_Stored entries_:
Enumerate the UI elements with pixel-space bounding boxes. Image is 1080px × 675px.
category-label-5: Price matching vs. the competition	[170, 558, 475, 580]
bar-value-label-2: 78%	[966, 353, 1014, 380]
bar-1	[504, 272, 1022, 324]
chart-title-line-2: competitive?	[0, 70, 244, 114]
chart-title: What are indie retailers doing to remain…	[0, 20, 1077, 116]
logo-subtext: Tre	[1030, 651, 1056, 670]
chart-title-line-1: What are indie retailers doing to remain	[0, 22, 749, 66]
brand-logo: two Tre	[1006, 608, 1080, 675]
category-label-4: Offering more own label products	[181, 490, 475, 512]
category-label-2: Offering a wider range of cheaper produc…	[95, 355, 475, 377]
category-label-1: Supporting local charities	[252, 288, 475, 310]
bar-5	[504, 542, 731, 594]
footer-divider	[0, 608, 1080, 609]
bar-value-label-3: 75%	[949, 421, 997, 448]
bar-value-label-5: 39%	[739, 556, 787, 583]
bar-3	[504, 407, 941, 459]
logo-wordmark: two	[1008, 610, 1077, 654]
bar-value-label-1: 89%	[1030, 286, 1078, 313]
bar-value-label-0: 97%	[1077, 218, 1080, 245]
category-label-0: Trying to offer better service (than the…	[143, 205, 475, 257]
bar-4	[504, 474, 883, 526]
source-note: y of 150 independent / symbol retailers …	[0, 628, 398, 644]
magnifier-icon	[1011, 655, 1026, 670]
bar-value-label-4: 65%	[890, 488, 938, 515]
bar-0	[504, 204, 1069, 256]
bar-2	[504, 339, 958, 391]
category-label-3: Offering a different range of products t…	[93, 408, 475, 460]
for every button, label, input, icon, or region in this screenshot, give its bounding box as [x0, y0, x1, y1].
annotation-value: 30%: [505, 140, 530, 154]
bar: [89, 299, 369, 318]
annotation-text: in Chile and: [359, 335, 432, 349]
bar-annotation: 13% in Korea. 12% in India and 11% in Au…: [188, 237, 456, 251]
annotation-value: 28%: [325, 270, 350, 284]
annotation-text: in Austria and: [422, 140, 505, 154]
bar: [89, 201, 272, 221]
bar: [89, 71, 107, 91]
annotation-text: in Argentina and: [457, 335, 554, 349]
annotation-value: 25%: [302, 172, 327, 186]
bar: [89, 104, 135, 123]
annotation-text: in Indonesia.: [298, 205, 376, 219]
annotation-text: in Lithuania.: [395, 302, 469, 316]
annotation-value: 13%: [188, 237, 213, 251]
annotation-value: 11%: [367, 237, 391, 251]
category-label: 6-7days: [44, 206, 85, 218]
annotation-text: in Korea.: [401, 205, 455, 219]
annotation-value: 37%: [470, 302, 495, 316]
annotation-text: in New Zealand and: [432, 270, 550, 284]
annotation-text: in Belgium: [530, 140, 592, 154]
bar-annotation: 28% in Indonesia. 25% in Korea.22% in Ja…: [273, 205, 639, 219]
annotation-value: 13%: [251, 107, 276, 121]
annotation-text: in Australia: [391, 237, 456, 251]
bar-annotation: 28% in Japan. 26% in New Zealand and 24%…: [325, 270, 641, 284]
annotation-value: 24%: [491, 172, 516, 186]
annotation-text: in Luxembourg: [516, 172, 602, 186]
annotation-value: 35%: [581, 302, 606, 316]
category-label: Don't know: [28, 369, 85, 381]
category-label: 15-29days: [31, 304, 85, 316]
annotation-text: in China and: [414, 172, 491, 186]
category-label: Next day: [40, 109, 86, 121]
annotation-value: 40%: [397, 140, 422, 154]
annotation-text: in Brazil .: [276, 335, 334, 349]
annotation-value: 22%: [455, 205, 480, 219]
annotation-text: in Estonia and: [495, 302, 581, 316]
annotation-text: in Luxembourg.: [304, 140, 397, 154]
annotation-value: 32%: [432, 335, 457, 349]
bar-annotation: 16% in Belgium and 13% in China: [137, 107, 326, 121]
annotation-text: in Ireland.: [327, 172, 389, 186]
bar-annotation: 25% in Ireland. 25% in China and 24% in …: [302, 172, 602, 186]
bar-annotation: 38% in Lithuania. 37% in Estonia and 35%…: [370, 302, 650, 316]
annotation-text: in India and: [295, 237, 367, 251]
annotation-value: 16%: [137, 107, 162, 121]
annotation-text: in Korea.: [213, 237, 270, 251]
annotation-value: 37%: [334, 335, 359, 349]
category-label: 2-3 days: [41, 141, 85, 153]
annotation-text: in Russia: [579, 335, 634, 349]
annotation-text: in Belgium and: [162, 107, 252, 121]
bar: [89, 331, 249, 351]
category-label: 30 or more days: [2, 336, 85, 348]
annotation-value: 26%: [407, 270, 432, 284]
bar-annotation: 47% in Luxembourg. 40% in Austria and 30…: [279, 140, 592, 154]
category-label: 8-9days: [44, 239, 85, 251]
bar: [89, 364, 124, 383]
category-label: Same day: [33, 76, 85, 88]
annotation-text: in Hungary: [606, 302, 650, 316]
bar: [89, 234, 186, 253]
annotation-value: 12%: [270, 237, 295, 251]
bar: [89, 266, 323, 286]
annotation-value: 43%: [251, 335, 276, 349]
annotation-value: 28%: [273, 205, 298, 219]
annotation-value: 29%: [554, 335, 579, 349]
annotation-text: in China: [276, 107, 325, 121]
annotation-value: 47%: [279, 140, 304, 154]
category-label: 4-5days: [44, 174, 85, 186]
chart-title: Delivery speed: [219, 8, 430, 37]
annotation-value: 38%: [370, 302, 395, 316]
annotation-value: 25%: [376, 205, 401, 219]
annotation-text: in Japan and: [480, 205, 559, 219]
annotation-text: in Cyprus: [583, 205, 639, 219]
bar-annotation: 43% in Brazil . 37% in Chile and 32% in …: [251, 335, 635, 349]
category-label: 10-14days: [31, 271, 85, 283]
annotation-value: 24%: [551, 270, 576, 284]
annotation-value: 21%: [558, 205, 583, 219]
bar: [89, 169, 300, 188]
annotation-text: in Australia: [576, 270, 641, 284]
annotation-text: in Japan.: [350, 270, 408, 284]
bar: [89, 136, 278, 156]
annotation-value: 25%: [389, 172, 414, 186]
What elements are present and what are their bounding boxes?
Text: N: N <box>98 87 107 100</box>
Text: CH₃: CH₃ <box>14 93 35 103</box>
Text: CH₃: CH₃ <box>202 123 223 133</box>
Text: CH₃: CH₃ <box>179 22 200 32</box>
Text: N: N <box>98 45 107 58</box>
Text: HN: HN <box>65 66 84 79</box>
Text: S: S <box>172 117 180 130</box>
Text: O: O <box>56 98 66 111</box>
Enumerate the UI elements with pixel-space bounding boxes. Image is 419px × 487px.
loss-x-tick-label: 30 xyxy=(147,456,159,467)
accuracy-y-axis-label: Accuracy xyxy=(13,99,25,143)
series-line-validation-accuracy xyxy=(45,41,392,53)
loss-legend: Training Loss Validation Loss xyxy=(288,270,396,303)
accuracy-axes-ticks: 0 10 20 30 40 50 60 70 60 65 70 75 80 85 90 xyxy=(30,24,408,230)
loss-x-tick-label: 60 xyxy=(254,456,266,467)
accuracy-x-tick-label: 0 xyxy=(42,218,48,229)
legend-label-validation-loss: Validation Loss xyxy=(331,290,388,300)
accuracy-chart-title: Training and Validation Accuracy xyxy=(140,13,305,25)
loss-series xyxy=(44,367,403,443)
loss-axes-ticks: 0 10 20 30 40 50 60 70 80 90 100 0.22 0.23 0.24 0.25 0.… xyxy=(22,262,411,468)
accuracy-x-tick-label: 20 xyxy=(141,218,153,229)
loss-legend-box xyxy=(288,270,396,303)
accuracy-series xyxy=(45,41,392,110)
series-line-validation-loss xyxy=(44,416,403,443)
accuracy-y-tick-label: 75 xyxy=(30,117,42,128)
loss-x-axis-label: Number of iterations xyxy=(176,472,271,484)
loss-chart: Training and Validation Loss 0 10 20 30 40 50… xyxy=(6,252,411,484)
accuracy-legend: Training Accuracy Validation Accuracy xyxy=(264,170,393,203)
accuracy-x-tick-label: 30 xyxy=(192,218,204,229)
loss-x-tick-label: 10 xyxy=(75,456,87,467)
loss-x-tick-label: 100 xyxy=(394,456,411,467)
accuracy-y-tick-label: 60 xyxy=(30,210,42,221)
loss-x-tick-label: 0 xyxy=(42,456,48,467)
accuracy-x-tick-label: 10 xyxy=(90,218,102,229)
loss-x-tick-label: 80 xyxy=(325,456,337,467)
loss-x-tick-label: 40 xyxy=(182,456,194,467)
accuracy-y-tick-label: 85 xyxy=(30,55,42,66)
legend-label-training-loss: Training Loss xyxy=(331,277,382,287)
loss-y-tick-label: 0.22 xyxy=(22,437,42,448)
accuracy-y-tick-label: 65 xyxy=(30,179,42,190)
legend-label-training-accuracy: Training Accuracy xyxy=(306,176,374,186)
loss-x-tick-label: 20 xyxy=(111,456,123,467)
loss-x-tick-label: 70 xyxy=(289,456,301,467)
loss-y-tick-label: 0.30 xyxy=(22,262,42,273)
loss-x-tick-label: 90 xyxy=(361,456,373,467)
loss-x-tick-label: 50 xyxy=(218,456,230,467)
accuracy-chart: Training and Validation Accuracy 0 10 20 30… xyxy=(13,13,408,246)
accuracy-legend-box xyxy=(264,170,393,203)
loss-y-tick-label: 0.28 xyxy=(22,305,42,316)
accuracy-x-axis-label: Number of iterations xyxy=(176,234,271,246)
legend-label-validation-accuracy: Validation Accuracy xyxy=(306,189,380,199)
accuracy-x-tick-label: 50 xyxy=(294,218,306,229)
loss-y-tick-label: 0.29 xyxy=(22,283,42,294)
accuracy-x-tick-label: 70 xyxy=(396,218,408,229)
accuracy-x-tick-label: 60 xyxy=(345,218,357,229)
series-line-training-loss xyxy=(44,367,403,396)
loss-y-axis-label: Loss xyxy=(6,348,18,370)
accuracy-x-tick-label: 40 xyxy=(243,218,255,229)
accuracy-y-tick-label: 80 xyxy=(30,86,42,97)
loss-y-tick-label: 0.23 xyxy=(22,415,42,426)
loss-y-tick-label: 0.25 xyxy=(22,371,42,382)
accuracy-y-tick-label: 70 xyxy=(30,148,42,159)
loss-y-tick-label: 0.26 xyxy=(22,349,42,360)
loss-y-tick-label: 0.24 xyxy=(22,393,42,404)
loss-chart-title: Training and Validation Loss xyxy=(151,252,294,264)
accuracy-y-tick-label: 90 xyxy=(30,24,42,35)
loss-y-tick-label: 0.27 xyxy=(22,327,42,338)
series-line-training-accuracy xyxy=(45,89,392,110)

_OBJECTIVE_: Rewrite the items from the start of the Stored entries through the line containing "source-note: y of", substituting "Providing" for "Offering" and leaving everything else unchanged.

_RESPONSE TO THIS EXERCISE_:
Enumerate the UI elements with pixel-space bounding boxes. Image is 1080px × 675px.
category-label-5: Price matching vs. the competition	[170, 558, 475, 580]
bar-value-label-2: 78%	[966, 353, 1014, 380]
bar-1	[504, 272, 1022, 324]
chart-title-line-2: competitive?	[0, 70, 244, 114]
chart-title: What are indie retailers doing to remain…	[0, 20, 1077, 116]
logo-subtext: Tre	[1030, 651, 1056, 670]
chart-title-line-1: What are indie retailers doing to remain	[0, 22, 749, 66]
brand-logo: two Tre	[1006, 608, 1080, 675]
category-label-4: Providing more own label products	[181, 490, 475, 512]
category-label-2: Providing a wider range of cheaper produc…	[95, 355, 475, 377]
category-label-1: Supporting local charities	[252, 288, 475, 310]
bar-5	[504, 542, 731, 594]
footer-divider	[0, 608, 1080, 609]
bar-value-label-3: 75%	[949, 421, 997, 448]
bar-value-label-5: 39%	[739, 556, 787, 583]
bar-3	[504, 407, 941, 459]
logo-wordmark: two	[1008, 610, 1077, 654]
bar-value-label-1: 89%	[1030, 286, 1078, 313]
bar-value-label-0: 97%	[1077, 218, 1080, 245]
category-label-0: Trying to offer better service (than the…	[143, 205, 475, 257]
bar-4	[504, 474, 883, 526]
source-note: y of 150 independent / symbol retailers …	[0, 628, 398, 644]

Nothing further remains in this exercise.